Task to complete :: Search the records for "Pastor" and copy each line that holds it.
### Exercise data
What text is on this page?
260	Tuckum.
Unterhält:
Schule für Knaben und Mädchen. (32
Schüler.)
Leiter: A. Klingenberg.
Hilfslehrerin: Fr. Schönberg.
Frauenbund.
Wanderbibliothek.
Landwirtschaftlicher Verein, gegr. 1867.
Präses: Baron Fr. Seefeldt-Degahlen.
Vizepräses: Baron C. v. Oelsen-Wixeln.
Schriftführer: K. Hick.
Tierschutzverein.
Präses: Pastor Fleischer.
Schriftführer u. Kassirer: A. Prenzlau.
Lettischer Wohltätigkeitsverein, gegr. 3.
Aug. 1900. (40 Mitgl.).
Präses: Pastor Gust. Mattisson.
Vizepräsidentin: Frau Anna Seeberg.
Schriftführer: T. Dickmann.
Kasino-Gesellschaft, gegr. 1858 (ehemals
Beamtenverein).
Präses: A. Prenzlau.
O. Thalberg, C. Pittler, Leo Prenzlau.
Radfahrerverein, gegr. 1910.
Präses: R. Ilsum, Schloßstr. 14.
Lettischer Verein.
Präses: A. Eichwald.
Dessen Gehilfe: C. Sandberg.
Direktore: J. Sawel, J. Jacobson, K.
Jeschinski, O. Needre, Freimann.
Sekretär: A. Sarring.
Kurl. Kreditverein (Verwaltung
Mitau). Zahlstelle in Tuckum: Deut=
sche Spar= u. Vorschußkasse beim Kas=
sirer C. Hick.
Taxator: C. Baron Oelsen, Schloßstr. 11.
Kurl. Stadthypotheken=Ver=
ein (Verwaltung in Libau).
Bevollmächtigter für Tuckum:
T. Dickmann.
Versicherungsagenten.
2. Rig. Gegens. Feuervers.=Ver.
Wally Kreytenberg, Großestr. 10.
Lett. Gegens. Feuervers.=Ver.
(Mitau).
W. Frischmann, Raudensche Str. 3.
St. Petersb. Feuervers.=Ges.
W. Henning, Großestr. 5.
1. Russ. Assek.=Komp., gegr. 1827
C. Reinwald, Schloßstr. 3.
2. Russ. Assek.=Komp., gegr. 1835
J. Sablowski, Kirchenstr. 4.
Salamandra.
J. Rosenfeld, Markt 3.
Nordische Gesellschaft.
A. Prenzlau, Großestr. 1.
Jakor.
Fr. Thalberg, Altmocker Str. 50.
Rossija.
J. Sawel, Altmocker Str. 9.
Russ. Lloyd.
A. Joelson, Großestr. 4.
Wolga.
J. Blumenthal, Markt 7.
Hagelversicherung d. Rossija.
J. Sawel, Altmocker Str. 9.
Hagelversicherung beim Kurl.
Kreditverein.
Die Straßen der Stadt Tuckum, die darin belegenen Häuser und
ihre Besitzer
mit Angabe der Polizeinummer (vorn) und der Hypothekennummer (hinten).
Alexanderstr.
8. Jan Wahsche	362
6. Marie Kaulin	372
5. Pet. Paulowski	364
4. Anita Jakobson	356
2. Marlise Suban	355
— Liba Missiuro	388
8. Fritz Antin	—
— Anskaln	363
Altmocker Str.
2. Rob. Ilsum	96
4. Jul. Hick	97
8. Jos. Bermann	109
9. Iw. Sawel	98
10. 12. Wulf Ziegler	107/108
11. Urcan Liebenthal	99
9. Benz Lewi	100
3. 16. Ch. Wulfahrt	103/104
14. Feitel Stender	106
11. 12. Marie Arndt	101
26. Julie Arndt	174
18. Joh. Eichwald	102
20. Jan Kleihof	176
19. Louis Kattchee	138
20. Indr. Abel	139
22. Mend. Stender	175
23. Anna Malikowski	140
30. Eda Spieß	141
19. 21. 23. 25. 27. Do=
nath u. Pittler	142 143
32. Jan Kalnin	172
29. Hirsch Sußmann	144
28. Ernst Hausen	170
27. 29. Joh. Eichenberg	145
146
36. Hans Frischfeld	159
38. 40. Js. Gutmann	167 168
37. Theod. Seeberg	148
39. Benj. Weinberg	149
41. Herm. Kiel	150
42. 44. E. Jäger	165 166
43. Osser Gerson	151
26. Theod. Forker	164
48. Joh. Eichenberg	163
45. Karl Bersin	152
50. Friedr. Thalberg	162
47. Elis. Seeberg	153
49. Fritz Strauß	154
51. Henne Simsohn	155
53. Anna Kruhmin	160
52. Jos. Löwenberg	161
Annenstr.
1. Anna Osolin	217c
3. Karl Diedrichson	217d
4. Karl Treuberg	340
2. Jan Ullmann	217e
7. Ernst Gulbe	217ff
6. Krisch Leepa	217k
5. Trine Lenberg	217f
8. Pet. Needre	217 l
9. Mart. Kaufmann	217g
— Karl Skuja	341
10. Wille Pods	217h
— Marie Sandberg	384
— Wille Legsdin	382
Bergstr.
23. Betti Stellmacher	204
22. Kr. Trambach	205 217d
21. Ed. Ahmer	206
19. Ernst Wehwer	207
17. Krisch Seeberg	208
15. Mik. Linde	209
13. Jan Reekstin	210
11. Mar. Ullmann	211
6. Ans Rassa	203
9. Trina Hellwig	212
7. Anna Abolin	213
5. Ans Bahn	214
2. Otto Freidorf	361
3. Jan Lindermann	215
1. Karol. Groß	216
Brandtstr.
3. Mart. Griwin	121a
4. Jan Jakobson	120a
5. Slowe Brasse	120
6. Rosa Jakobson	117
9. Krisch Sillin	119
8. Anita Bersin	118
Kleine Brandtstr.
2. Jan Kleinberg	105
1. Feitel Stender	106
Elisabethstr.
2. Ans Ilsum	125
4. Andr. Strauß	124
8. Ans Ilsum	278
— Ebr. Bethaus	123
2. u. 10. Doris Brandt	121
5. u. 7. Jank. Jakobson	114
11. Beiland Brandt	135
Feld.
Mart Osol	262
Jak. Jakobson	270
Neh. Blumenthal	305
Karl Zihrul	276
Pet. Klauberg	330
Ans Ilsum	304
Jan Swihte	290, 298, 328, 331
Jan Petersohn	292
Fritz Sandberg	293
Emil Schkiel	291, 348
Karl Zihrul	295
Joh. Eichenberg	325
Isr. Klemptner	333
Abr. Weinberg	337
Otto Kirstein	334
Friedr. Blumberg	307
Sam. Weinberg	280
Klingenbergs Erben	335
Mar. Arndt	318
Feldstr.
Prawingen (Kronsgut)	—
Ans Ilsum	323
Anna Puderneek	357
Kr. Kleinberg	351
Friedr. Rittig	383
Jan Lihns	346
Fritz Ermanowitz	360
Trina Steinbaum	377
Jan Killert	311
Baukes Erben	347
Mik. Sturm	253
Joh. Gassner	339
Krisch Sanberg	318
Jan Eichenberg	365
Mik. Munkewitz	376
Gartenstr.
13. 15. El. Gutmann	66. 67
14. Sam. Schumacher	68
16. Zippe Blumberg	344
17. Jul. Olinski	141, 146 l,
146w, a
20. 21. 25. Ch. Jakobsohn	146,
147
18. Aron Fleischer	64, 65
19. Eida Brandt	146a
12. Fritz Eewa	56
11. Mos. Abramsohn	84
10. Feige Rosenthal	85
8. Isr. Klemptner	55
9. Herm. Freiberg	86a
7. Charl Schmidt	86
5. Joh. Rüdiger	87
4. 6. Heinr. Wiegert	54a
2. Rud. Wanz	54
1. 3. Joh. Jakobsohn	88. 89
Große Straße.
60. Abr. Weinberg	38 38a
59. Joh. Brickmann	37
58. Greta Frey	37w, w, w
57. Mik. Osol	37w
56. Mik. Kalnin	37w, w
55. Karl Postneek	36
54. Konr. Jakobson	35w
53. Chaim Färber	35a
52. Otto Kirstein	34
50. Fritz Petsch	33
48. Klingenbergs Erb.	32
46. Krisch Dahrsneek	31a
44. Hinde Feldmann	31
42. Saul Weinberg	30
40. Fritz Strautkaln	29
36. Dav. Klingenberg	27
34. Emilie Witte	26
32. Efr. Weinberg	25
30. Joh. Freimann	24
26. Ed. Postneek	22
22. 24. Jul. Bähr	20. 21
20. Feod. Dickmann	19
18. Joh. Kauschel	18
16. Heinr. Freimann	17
######
Exercise result ::
Präses: Pastor Fleischer.
Präses: Pastor Gust. Mattisson.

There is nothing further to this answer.